(Collected data)
********

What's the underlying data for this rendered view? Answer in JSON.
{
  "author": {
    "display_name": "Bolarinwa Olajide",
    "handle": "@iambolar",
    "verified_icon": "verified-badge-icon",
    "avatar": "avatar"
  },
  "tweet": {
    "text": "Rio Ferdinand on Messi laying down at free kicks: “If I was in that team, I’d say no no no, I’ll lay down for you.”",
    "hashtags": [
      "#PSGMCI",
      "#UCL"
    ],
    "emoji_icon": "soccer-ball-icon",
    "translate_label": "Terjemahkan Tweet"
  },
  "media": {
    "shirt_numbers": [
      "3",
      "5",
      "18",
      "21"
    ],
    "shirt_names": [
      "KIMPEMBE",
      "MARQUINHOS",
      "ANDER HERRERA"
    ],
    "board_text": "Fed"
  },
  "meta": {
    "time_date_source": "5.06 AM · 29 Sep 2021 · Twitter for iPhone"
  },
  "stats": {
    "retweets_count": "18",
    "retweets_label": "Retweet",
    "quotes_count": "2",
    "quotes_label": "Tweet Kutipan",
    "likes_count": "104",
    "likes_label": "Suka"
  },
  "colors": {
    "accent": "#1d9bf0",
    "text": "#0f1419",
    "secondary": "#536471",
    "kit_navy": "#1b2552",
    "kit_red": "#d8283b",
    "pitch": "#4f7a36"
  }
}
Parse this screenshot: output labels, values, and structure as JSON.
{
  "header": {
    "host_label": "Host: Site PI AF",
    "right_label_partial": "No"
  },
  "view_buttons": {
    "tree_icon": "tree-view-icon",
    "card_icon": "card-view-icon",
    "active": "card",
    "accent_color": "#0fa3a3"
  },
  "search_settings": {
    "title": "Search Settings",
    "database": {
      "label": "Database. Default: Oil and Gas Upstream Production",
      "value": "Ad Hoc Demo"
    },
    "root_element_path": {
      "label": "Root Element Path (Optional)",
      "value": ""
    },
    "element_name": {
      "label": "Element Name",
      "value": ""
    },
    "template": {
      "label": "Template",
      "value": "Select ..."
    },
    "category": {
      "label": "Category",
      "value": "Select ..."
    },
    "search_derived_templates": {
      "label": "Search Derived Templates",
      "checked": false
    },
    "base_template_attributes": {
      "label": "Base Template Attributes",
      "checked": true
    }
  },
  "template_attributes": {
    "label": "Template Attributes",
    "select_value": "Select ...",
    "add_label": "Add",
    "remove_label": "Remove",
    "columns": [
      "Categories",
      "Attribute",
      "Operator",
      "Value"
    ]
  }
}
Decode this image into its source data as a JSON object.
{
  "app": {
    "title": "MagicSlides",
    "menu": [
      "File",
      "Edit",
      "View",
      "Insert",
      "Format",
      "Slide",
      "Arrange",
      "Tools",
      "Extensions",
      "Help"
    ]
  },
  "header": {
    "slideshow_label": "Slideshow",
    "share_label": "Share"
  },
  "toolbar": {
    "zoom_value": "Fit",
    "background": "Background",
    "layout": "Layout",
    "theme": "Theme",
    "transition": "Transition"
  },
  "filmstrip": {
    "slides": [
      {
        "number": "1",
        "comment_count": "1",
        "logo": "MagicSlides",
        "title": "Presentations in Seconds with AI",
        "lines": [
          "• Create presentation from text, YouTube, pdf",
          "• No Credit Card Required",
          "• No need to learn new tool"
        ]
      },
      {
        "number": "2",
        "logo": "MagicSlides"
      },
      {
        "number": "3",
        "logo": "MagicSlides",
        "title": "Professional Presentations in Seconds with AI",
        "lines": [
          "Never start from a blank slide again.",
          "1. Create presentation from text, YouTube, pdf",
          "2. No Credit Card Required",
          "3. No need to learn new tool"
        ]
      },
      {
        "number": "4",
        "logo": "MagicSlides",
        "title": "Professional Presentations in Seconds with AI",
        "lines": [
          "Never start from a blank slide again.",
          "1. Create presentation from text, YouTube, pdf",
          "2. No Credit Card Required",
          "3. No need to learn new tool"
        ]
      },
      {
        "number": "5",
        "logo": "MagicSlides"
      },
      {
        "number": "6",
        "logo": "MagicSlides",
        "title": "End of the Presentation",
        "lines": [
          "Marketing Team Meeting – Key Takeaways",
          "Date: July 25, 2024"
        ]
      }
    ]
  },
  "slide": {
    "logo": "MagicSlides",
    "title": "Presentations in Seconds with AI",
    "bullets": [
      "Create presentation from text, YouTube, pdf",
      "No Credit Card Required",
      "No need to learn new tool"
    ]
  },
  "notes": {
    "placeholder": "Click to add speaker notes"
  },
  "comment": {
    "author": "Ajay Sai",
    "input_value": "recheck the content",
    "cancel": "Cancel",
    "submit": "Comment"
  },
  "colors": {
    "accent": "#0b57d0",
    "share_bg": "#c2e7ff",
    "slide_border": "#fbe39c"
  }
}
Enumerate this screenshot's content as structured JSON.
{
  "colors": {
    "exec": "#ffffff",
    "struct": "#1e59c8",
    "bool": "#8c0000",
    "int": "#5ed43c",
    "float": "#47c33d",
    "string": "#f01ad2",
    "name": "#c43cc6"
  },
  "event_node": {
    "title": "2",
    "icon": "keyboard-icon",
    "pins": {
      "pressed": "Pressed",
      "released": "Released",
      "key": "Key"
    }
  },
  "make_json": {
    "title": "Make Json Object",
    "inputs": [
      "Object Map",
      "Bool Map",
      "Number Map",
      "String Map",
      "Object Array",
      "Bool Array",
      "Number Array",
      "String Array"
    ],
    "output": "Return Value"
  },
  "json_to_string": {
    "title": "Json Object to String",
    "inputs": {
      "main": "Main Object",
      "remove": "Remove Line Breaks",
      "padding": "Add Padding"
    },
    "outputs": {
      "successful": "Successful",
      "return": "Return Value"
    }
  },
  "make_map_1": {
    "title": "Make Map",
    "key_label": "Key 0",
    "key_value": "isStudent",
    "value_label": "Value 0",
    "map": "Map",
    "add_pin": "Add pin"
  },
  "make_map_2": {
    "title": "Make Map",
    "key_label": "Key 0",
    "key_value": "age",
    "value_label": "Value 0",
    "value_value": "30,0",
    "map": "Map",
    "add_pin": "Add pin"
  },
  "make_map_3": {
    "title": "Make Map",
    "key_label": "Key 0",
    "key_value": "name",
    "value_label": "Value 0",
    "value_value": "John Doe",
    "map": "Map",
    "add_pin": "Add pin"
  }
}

********

Exercise goal: Write the material out again in its entirety, exactly as shown.

Finished exercise:
What's the underlying data for this rendered view? Answer in JSON.
{
  "author": {
    "display_name": "Bolarinwa Olajide",
    "handle": "@iambolar",
    "verified_icon": "verified-badge-icon",
    "avatar": "avatar"
  },
  "tweet": {
    "text": "Rio Ferdinand on Messi laying down at free kicks: “If I was in that team, I’d say no no no, I’ll lay down for you.”",
    "hashtags": [
      "#PSGMCI",
      "#UCL"
    ],
    "emoji_icon": "soccer-ball-icon",
    "translate_label": "Terjemahkan Tweet"
  },
  "media": {
    "shirt_numbers": [
      "3",
      "5",
      "18",
      "21"
    ],
    "shirt_names": [
      "KIMPEMBE",
      "MARQUINHOS",
      "ANDER HERRERA"
    ],
    "board_text": "Fed"
  },
  "meta": {
    "time_date_source": "5.06 AM · 29 Sep 2021 · Twitter for iPhone"
  },
  "stats": {
    "retweets_count": "18",
    "retweets_label": "Retweet",
    "quotes_count": "2",
    "quotes_label": "Tweet Kutipan",
    "likes_count": "104",
    "likes_label": "Suka"
  },
  "colors": {
    "accent": "#1d9bf0",
    "text": "#0f1419",
    "secondary": "#536471",
    "kit_navy": "#1b2552",
    "kit_red": "#d8283b",
    "pitch": "#4f7a36"
  }
}
Parse this screenshot: output labels, values, and structure as JSON.
{
  "header": {
    "host_label": "Host: Site PI AF",
    "right_label_partial": "No"
  },
  "view_buttons": {
    "tree_icon": "tree-view-icon",
    "card_icon": "card-view-icon",
    "active": "card",
    "accent_color": "#0fa3a3"
  },
  "search_settings": {
    "title": "Search Settings",
    "database": {
      "label": "Database. Default: Oil and Gas Upstream Production",
      "value": "Ad Hoc Demo"
    },
    "root_element_path": {
      "label": "Root Element Path (Optional)",
      "value": ""
    },
    "element_name": {
      "label": "Element Name",
      "value": ""
    },
    "template": {
      "label": "Template",
      "value": "Select ..."
    },
    "category": {
      "label": "Category",
      "value": "Select ..."
    },
    "search_derived_templates": {
      "label": "Search Derived Templates",
      "checked": false
    },
    "base_template_attributes": {
      "label": "Base Template Attributes",
      "checked": true
    }
  },
  "template_attributes": {
    "label": "Template Attributes",
    "select_value": "Select ...",
    "add_label": "Add",
    "remove_label": "Remove",
    "columns": [
      "Categories",
      "Attribute",
      "Operator",
      "Value"
    ]
  }
}
Decode this image into its source data as a JSON object.
{
  "app": {
    "title": "MagicSlides",
    "menu": [
      "File",
      "Edit",
      "View",
      "Insert",
      "Format",
      "Slide",
      "Arrange",
      "Tools",
      "Extensions",
      "Help"
    ]
  },
  "header": {
    "slideshow_label": "Slideshow",
    "share_label": "Share"
  },
  "toolbar": {
    "zoom_value": "Fit",
    "background": "Background",
    "layout": "Layout",
    "theme": "Theme",
    "transition": "Transition"
  },
  "filmstrip": {
    "slides": [
      {
        "number": "1",
        "comment_count": "1",
        "logo": "MagicSlides",
        "title": "Presentations in Seconds with AI",
        "lines": [
          "• Create presentation from text, YouTube, pdf",
          "• No Credit Card Required",
          "• No need to learn new tool"
        ]
      },
      {
        "number": "2",
        "logo": "MagicSlides"
      },
      {
        "number": "3",
        "logo": "MagicSlides",
        "title": "Professional Presentations in Seconds with AI",
        "lines": [
          "Never start from a blank slide again.",
          "1. Create presentation from text, YouTube, pdf",
          "2. No Credit Card Required",
          "3. No need to learn new tool"
        ]
      },
      {
        "number": "4",
        "logo": "MagicSlides",
        "title": "Professional Presentations in Seconds with AI",
        "lines": [
          "Never start from a blank slide again.",
          "1. Create presentation from text, YouTube, pdf",
          "2. No Credit Card Required",
          "3. No need to learn new tool"
        ]
      },
      {
        "number": "5",
        "logo": "MagicSlides"
      },
      {
        "number": "6",
        "logo": "MagicSlides",
        "title": "End of the Presentation",
        "lines": [
          "Marketing Team Meeting – Key Takeaways",
          "Date: July 25, 2024"
        ]
      }
    ]
  },
  "slide": {
    "logo": "MagicSlides",
    "title": "Presentations in Seconds with AI",
    "bullets": [
      "Create presentation from text, YouTube, pdf",
      "No Credit Card Required",
      "No need to learn new tool"
    ]
  },
  "notes": {
    "placeholder": "Click to add speaker notes"
  },
  "comment": {
    "author": "Ajay Sai",
    "input_value": "recheck the content",
    "cancel": "Cancel",
    "submit": "Comment"
  },
  "colors": {
    "accent": "#0b57d0",
    "share_bg": "#c2e7ff",
    "slide_border": "#fbe39c"
  }
}
Enumerate this screenshot's content as structured JSON.
{
  "colors": {
    "exec": "#ffffff",
    "struct": "#1e59c8",
    "bool": "#8c0000",
    "int": "#5ed43c",
    "float": "#47c33d",
    "string": "#f01ad2",
    "name": "#c43cc6"
  },
  "event_node": {
    "title": "2",
    "icon": "keyboard-icon",
    "pins": {
      "pressed": "Pressed",
      "released": "Released",
      "key": "Key"
    }
  },
  "make_json": {
    "title": "Make Json Object",
    "inputs": [
      "Object Map",
      "Bool Map",
      "Number Map",
      "String Map",
      "Object Array",
      "Bool Array",
      "Number Array",
      "String Array"
    ],
    "output": "Return Value"
  },
  "json_to_string": {
    "title": "Json Object to String",
    "inputs": {
      "main": "Main Object",
      "remove": "Remove Line Breaks",
      "padding": "Add Padding"
    },
    "outputs": {
      "successful": "Successful",
      "return": "Return Value"
    }
  },
  "make_map_1": {
    "title": "Make Map",
    "key_label": "Key 0",
    "key_value": "isStudent",
    "value_label": "Value 0",
    "map": "Map",
    "add_pin": "Add pin"
  },
  "make_map_2": {
    "title": "Make Map",
    "key_label": "Key 0",
    "key_value": "age",
    "value_label": "Value 0",
    "value_value": "30,0",
    "map": "Map",
    "add_pin": "Add pin"
  },
  "make_map_3": {
    "title": "Make Map",
    "key_label": "Key 0",
    "key_value": "name",
    "value_label": "Value 0",
    "value_value": "John Doe",
    "map": "Map",
    "add_pin": "Add pin"
  }
}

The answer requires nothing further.